Diabetes affects the African American community at a disproportionate rate. There is a direct correlation between obesity and diabetes. In our community we are 51% more likely to be obese than our Caucasian counterparts. There are several factors that contribute to these statistics. The foods that have been passed down from our ancestors were not prepared healthy (fried, cooked with oil) nor did we eat the healthy parts of different meats out of necessity. Many African American do not know how to eat healthy, which explains obesity continuing from generation to generation. There are two main types of diabetes that people can receive as a diagnosis.

The pancreas is the organ that secretes insulin (a hormone needed to allow sugar (glucose) to enter cells to produce energy). Type 1 diabetes is where the pancreas has been destroyed by autoantibodies so it produces little or no insulin. This diagnosis usually occurs before the age of 20 it was formally called juvenile onset diabetes. These patients need insulin either injected or through an insulin pump.

Type 2 diabetes happens when the body becomes resistant to the effects of insulin or doesn’t make enough insulin. There is a direct correlation between people who drink sugary drinks, eat lots of sweets and few fruits and vegetables, being diagnosed with Type 2 diabetes, because these people tend to be morbidly obese. Their obesity leads to their body becoming resistant to the effects of insulin. Diet and exercise can treat Type 2 diabetes because their problem is not caused by autoantibodies but due to resistance caused by obesity or genetics. Some of these patients may need oral medications and eventually insulin if diet and exercise do not improve their blood sugar levels. Diabetes destroys vessels therefore it is imperative that patients keep their blood pressure under control to prevent heart disease and stroke. The blood vessels in the eyes can also be affected by diabetes which is why vision loss is common in uncontrolled diabetes. Foot or leg amputation is due to peripheral artery disease which is caused by the clogging of the blood vessels due to diabetes, they need to regularly go to the podiatrist to have their extremities checked.

Check your understanding –
- a) According to the diabetes text, why can diet and exercise treat Type 2 diabetes?
- b) Pick up the diabetes text after its last sentence and continue it.
The items come from a source unrelated to the diabetes text.

Dataset entries –
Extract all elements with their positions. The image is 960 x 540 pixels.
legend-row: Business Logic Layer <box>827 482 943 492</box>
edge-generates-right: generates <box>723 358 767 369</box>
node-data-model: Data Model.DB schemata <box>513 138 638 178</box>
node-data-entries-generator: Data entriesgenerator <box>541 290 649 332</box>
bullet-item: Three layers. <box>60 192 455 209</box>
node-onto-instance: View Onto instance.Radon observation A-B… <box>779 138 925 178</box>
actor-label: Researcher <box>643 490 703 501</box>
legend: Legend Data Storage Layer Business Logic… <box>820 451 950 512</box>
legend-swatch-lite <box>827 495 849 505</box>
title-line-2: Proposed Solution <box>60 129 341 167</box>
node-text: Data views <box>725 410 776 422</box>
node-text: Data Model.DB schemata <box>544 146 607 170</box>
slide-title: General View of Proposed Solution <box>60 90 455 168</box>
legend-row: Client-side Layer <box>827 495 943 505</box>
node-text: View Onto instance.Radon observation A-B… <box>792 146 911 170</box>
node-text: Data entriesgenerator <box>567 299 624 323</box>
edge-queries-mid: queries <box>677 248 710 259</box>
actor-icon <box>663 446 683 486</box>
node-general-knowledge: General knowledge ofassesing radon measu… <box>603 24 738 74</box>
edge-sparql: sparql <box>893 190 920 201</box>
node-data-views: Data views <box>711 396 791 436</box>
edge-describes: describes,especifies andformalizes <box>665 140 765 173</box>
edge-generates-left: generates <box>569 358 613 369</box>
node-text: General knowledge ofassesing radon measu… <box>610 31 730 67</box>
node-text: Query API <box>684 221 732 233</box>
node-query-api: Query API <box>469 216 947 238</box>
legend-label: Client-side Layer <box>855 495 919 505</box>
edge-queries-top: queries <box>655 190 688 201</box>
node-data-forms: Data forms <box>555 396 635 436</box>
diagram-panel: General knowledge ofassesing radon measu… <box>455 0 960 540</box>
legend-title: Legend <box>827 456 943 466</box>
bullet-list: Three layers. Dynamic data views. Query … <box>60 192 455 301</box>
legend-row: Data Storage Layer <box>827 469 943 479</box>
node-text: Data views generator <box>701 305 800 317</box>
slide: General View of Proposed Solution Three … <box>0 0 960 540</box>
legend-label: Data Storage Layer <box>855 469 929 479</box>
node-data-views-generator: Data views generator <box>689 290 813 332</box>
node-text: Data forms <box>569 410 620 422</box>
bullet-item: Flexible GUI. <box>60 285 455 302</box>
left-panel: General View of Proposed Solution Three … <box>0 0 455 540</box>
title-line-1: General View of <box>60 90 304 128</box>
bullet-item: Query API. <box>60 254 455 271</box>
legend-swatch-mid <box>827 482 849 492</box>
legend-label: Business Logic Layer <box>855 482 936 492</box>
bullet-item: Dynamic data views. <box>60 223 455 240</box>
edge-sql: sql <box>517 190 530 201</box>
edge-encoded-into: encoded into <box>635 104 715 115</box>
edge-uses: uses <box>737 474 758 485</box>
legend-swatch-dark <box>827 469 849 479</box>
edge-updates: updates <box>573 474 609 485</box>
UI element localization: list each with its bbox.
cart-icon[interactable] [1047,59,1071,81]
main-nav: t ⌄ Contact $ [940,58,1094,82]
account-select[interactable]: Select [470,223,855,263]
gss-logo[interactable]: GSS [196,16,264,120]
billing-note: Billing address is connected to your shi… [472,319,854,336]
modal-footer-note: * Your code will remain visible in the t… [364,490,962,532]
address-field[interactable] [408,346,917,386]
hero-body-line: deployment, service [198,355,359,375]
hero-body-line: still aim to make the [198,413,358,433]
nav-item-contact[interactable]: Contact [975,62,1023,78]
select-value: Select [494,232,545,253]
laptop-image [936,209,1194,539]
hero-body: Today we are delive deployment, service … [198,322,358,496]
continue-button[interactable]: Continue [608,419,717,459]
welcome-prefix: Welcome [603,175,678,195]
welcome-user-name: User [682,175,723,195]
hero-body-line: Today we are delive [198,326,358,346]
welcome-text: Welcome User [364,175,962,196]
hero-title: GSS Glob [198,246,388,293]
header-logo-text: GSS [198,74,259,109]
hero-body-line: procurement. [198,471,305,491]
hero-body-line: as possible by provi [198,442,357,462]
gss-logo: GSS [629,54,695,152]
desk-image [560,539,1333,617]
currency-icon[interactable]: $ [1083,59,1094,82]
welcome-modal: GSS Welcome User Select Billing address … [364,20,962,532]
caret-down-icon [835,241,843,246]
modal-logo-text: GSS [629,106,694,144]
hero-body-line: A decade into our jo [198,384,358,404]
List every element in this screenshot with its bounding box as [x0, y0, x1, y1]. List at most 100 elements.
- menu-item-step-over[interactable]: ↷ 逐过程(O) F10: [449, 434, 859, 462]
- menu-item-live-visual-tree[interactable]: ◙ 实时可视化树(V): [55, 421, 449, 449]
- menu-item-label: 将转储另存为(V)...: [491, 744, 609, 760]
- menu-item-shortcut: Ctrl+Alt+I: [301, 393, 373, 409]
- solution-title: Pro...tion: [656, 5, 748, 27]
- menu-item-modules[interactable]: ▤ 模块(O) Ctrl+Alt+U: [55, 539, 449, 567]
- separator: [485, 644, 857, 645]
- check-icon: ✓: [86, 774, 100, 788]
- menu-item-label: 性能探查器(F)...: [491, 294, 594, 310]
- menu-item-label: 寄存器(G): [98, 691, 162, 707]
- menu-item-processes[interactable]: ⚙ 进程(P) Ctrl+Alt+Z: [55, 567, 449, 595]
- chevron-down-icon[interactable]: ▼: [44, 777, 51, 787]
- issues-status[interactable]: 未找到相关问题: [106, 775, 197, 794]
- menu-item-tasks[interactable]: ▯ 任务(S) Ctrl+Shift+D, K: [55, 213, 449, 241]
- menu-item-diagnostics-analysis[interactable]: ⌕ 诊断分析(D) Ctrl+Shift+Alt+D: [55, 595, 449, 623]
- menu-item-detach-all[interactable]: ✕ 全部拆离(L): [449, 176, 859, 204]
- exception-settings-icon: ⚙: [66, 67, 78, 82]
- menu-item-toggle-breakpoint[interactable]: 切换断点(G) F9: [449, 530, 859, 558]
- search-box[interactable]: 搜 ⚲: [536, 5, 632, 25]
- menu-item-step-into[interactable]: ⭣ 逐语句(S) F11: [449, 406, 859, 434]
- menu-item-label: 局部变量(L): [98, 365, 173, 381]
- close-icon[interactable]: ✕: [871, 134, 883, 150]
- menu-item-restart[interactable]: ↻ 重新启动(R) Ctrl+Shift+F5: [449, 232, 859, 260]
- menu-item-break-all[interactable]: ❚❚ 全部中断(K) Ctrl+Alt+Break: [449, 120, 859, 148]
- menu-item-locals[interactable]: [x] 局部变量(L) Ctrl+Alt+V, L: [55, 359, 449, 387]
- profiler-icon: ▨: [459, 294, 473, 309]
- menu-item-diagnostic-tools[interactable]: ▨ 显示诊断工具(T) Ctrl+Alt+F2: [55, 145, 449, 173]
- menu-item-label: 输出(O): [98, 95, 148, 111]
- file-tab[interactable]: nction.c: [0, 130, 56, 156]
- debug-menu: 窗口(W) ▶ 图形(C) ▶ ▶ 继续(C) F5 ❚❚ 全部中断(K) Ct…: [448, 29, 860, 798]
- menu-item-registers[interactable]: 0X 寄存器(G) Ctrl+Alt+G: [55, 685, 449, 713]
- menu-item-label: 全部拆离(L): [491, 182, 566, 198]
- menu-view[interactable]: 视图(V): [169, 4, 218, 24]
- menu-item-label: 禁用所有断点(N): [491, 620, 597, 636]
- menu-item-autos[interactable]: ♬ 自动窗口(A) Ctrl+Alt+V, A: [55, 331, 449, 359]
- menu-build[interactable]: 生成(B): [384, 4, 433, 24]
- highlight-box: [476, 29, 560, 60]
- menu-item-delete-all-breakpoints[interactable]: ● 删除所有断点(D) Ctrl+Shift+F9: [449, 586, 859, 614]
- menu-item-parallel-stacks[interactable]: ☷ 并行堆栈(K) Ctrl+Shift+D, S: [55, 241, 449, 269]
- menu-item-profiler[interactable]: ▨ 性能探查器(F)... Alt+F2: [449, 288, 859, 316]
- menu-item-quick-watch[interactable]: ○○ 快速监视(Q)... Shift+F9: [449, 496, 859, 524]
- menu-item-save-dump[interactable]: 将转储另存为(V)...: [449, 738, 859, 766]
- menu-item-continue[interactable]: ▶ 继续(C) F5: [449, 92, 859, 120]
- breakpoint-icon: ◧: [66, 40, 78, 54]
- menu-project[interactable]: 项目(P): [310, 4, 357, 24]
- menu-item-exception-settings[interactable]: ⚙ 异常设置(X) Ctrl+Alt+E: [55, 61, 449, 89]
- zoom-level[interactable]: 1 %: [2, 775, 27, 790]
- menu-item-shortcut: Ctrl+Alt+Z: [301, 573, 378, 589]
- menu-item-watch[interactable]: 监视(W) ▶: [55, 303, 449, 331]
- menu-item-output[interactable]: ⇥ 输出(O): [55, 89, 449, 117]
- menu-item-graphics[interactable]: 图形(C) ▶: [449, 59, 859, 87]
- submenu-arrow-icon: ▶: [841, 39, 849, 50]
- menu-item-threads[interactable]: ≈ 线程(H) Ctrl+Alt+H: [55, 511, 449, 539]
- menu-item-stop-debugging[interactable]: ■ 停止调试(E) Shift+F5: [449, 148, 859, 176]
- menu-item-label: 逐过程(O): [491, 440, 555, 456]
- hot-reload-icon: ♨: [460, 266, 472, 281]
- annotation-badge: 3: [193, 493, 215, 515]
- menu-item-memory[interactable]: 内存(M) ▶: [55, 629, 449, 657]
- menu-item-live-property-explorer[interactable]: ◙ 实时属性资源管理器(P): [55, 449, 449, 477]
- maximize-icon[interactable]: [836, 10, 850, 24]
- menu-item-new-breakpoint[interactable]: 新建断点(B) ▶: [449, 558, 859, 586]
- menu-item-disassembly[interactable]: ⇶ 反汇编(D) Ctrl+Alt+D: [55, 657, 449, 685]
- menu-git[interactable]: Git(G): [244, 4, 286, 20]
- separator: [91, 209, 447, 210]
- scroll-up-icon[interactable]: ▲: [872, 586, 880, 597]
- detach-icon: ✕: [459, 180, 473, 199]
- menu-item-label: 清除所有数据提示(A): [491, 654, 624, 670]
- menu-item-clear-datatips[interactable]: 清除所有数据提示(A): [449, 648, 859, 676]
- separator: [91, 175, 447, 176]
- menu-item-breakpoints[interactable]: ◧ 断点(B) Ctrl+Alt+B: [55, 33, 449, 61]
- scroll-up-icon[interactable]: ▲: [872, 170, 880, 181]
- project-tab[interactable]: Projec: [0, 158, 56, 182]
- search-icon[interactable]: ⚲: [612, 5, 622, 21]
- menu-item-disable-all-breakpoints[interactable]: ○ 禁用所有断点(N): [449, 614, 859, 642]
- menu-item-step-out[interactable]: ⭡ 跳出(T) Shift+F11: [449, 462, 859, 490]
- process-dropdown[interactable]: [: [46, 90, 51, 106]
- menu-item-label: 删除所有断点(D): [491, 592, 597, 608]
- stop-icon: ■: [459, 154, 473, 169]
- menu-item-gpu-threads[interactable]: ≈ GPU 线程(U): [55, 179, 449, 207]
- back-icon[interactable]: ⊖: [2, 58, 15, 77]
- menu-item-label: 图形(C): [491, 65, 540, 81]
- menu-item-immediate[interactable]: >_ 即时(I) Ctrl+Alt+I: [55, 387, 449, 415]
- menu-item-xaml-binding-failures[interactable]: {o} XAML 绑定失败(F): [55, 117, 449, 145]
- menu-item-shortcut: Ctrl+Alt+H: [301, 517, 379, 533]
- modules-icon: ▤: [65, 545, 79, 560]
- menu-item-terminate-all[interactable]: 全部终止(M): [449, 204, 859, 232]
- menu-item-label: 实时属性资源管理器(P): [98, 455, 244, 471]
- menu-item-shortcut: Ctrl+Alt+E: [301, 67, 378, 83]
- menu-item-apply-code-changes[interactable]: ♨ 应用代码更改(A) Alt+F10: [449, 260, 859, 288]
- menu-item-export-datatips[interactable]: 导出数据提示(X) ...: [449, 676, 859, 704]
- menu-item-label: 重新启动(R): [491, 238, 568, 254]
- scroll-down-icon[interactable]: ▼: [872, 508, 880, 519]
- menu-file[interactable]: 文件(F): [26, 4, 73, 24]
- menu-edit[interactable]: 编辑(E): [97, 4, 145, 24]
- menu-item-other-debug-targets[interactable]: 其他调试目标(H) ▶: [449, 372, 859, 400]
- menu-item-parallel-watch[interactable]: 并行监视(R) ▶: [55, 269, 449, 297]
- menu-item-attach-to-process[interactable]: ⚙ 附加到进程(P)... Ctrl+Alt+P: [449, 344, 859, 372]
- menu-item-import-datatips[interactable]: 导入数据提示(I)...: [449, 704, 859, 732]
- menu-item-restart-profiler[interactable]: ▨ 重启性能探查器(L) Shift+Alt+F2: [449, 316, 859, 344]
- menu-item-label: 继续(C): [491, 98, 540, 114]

Answers for the tasks –
- a) Diet and exercise can treat Type 2 diabetes because the problem does not come from autoantibodies. It comes from resistance to insulin caused by obesity or genetics.

- b)
Anyone in our community that is overweight should definitely ask their doctor for a fasting blood sugar test. There are also a few symptoms that someone may

be diabetic.:
Frequent urination
Feeling very thirsty
Feeling very hungry – even though you are eating
Extreme fatigue
Blurry vision
Cuts/bruises that are slow to heal

Weight loss – even though you are eating more (type 1)
Tingling, pain, or numbness in the hands/feet (type 2)

Diabetes is a very serious illness and when not properly treated can result in vision loss, foot and/or leg amputation, severe heart disease and death.

At the end of the day African Americans of all ages need to eat right and exercise. We all enjoy soul food but we need to enjoy a healthier version and smaller portion. Type 2 diabetes is affecting younger and younger people because of the obesity rates in our community. Now that more and more people under 35 years of age are being diagnosed they no longer call Type 2 Adult onset diabetes. Please talk to your doctor if you have any of the symptoms or are concerned that you may become a diabetic.

See the Full Article on http://www.loop21.com/health/diabetes-and-african-american-community

Remember if you have a question Ask Dr. Renee…….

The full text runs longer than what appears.